■ **TASK OBJECTIVE**:
Type out all the records word for word. Any pictures are to be left out.

■ **INFORMATION GIVEN**:
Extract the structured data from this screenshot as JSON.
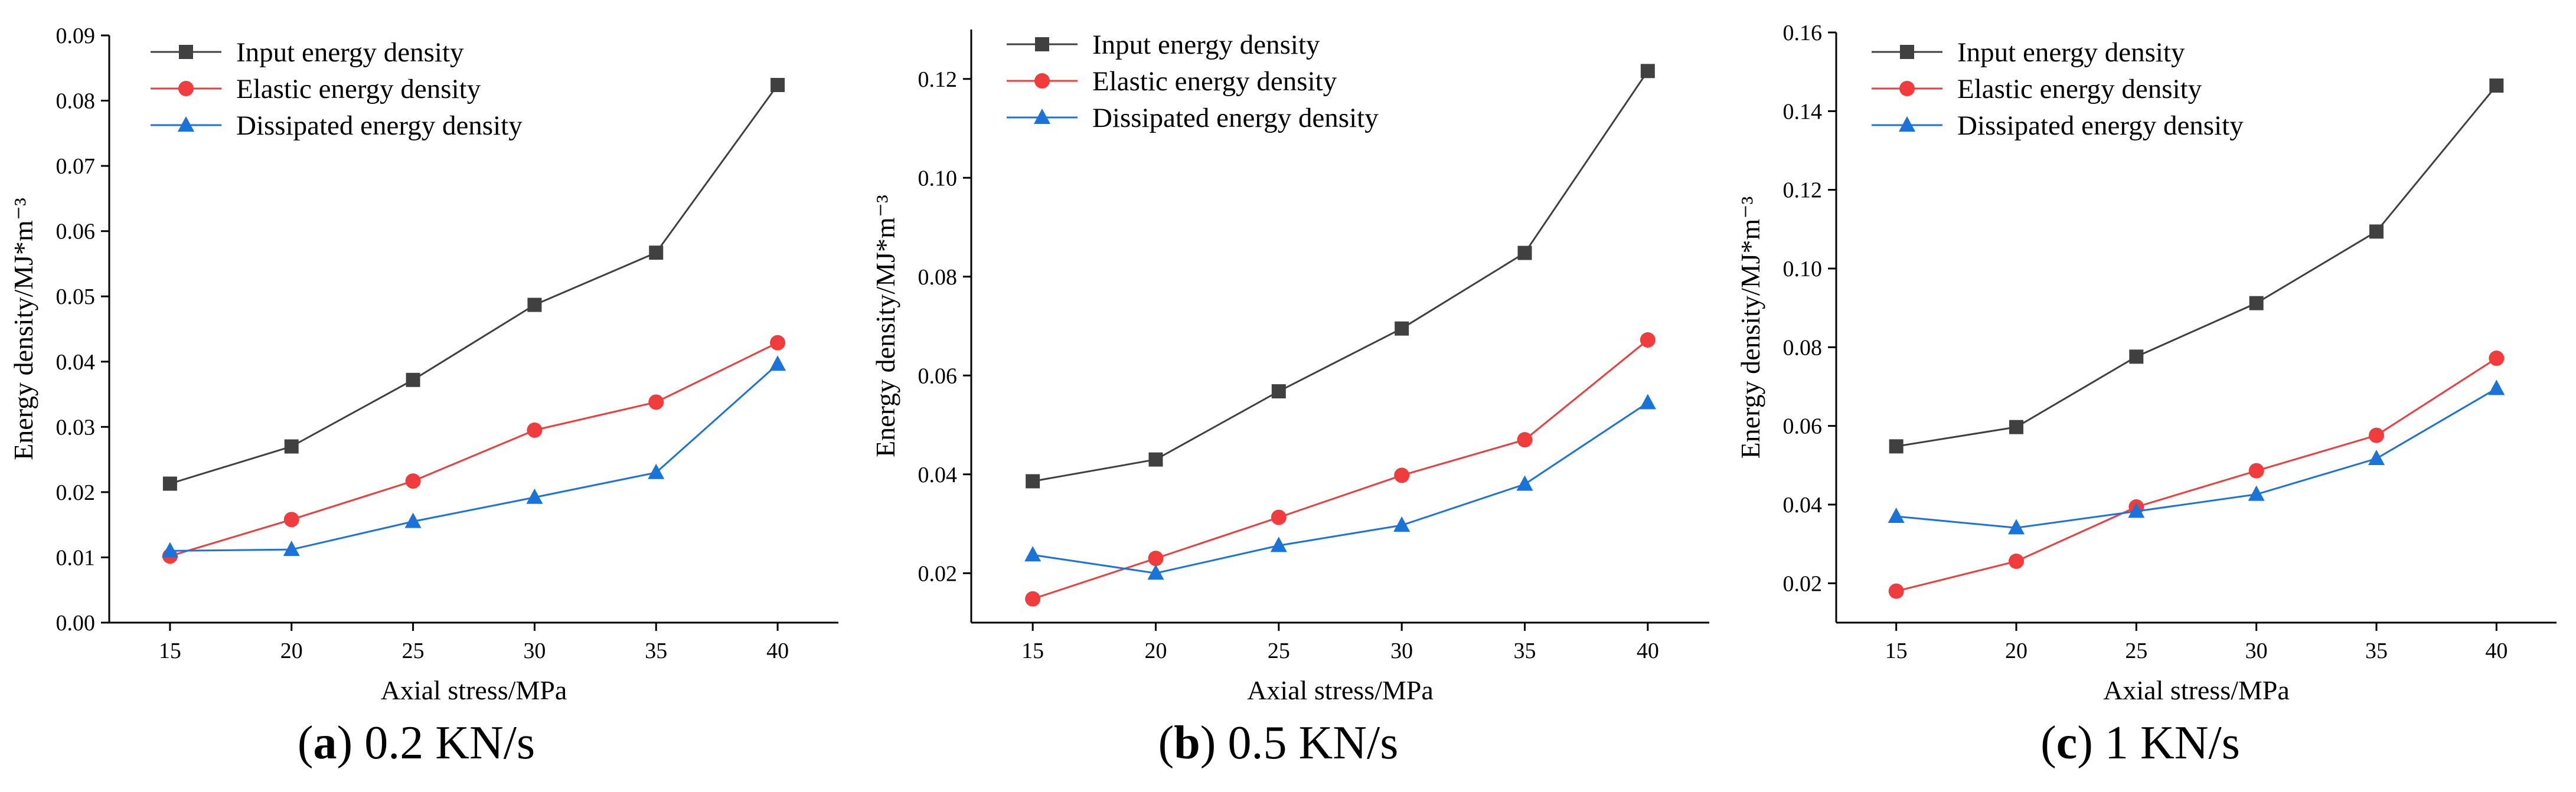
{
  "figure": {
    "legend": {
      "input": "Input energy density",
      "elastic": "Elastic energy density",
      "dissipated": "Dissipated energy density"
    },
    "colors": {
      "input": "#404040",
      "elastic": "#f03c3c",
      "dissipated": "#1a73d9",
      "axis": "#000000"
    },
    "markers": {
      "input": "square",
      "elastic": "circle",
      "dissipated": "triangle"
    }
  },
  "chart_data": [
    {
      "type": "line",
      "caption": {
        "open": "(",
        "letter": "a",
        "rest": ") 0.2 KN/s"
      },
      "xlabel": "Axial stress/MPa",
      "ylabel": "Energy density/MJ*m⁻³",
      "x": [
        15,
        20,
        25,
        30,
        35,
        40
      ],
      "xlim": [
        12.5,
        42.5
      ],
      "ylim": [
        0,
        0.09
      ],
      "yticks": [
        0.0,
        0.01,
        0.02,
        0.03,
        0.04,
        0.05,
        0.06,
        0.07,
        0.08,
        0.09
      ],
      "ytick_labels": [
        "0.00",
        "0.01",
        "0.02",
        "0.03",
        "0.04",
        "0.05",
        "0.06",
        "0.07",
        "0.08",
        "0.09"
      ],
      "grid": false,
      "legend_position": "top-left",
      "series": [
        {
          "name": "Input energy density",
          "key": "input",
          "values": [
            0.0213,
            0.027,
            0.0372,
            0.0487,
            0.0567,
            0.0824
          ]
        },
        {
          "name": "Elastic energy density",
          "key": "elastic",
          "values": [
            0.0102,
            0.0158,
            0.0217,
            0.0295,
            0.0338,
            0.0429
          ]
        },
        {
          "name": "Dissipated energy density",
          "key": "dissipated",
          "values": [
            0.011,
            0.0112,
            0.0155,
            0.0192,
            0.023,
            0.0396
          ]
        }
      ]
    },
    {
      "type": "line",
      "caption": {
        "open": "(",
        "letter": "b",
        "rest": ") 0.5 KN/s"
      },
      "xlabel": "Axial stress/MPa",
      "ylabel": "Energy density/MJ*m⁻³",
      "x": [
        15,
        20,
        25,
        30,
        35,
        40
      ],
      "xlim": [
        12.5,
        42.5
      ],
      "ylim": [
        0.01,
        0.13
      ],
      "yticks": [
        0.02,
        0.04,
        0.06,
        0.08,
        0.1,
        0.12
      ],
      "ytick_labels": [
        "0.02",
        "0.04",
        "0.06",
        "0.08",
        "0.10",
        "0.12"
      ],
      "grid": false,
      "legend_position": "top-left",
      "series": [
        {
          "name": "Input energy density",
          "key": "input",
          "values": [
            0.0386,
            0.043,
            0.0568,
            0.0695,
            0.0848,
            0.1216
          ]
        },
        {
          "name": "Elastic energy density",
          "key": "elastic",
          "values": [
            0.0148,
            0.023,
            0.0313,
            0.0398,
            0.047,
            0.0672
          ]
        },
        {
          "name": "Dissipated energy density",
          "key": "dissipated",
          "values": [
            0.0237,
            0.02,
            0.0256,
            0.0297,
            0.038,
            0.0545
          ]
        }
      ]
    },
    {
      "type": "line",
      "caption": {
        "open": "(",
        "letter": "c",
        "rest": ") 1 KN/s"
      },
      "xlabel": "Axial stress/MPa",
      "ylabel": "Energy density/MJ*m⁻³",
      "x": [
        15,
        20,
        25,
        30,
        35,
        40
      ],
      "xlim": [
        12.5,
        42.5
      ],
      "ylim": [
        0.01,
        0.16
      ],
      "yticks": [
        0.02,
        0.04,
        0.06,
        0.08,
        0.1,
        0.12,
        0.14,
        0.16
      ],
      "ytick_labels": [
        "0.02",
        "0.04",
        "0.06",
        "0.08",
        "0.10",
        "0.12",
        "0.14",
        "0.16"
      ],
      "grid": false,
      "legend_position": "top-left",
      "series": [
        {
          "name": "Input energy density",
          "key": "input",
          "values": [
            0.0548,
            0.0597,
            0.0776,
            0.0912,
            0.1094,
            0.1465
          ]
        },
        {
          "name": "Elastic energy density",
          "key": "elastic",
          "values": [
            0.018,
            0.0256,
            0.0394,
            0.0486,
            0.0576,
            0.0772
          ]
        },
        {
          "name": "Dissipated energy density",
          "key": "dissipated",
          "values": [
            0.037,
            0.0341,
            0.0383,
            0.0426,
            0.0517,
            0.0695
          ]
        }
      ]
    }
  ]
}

■ **EXERCISE ANSWER**:
Extract the structured data from this screenshot as JSON.
{
  "figure": {
    "legend": {
      "input": "Input energy density",
      "elastic": "Elastic energy density",
      "dissipated": "Dissipated energy density"
    },
    "colors": {
      "input": "#404040",
      "elastic": "#f03c3c",
      "dissipated": "#1a73d9",
      "axis": "#000000"
    },
    "markers": {
      "input": "square",
      "elastic": "circle",
      "dissipated": "triangle"
    }
  },
  "chart_data": [
    {
      "type": "line",
      "caption": {
        "open": "(",
        "letter": "a",
        "rest": ") 0.2 KN/s"
      },
      "xlabel": "Axial stress/MPa",
      "ylabel": "Energy density/MJ*m⁻³",
      "x": [
        15,
        20,
        25,
        30,
        35,
        40
      ],
      "xlim": [
        12.5,
        42.5
      ],
      "ylim": [
        0,
        0.09
      ],
      "yticks": [
        0.0,
        0.01,
        0.02,
        0.03,
        0.04,
        0.05,
        0.06,
        0.07,
        0.08,
        0.09
      ],
      "ytick_labels": [
        "0.00",
        "0.01",
        "0.02",
        "0.03",
        "0.04",
        "0.05",
        "0.06",
        "0.07",
        "0.08",
        "0.09"
      ],
      "grid": false,
      "legend_position": "top-left",
      "series": [
        {
          "name": "Input energy density",
          "key": "input",
          "values": [
            0.0213,
            0.027,
            0.0372,
            0.0487,
            0.0567,
            0.0824
          ]
        },
        {
          "name": "Elastic energy density",
          "key": "elastic",
          "values": [
            0.0102,
            0.0158,
            0.0217,
            0.0295,
            0.0338,
            0.0429
          ]
        },
        {
          "name": "Dissipated energy density",
          "key": "dissipated",
          "values": [
            0.011,
            0.0112,
            0.0155,
            0.0192,
            0.023,
            0.0396
          ]
        }
      ]
    },
    {
      "type": "line",
      "caption": {
        "open": "(",
        "letter": "b",
        "rest": ") 0.5 KN/s"
      },
      "xlabel": "Axial stress/MPa",
      "ylabel": "Energy density/MJ*m⁻³",
      "x": [
        15,
        20,
        25,
        30,
        35,
        40
      ],
      "xlim": [
        12.5,
        42.5
      ],
      "ylim": [
        0.01,
        0.13
      ],
      "yticks": [
        0.02,
        0.04,
        0.06,
        0.08,
        0.1,
        0.12
      ],
      "ytick_labels": [
        "0.02",
        "0.04",
        "0.06",
        "0.08",
        "0.10",
        "0.12"
      ],
      "grid": false,
      "legend_position": "top-left",
      "series": [
        {
          "name": "Input energy density",
          "key": "input",
          "values": [
            0.0386,
            0.043,
            0.0568,
            0.0695,
            0.0848,
            0.1216
          ]
        },
        {
          "name": "Elastic energy density",
          "key": "elastic",
          "values": [
            0.0148,
            0.023,
            0.0313,
            0.0398,
            0.047,
            0.0672
          ]
        },
        {
          "name": "Dissipated energy density",
          "key": "dissipated",
          "values": [
            0.0237,
            0.02,
            0.0256,
            0.0297,
            0.038,
            0.0545
          ]
        }
      ]
    },
    {
      "type": "line",
      "caption": {
        "open": "(",
        "letter": "c",
        "rest": ") 1 KN/s"
      },
      "xlabel": "Axial stress/MPa",
      "ylabel": "Energy density/MJ*m⁻³",
      "x": [
        15,
        20,
        25,
        30,
        35,
        40
      ],
      "xlim": [
        12.5,
        42.5
      ],
      "ylim": [
        0.01,
        0.16
      ],
      "yticks": [
        0.02,
        0.04,
        0.06,
        0.08,
        0.1,
        0.12,
        0.14,
        0.16
      ],
      "ytick_labels": [
        "0.02",
        "0.04",
        "0.06",
        "0.08",
        "0.10",
        "0.12",
        "0.14",
        "0.16"
      ],
      "grid": false,
      "legend_position": "top-left",
      "series": [
        {
          "name": "Input energy density",
          "key": "input",
          "values": [
            0.0548,
            0.0597,
            0.0776,
            0.0912,
            0.1094,
            0.1465
          ]
        },
        {
          "name": "Elastic energy density",
          "key": "elastic",
          "values": [
            0.018,
            0.0256,
            0.0394,
            0.0486,
            0.0576,
            0.0772
          ]
        },
        {
          "name": "Dissipated energy density",
          "key": "dissipated",
          "values": [
            0.037,
            0.0341,
            0.0383,
            0.0426,
            0.0517,
            0.0695
          ]
        }
      ]
    }
  ]
}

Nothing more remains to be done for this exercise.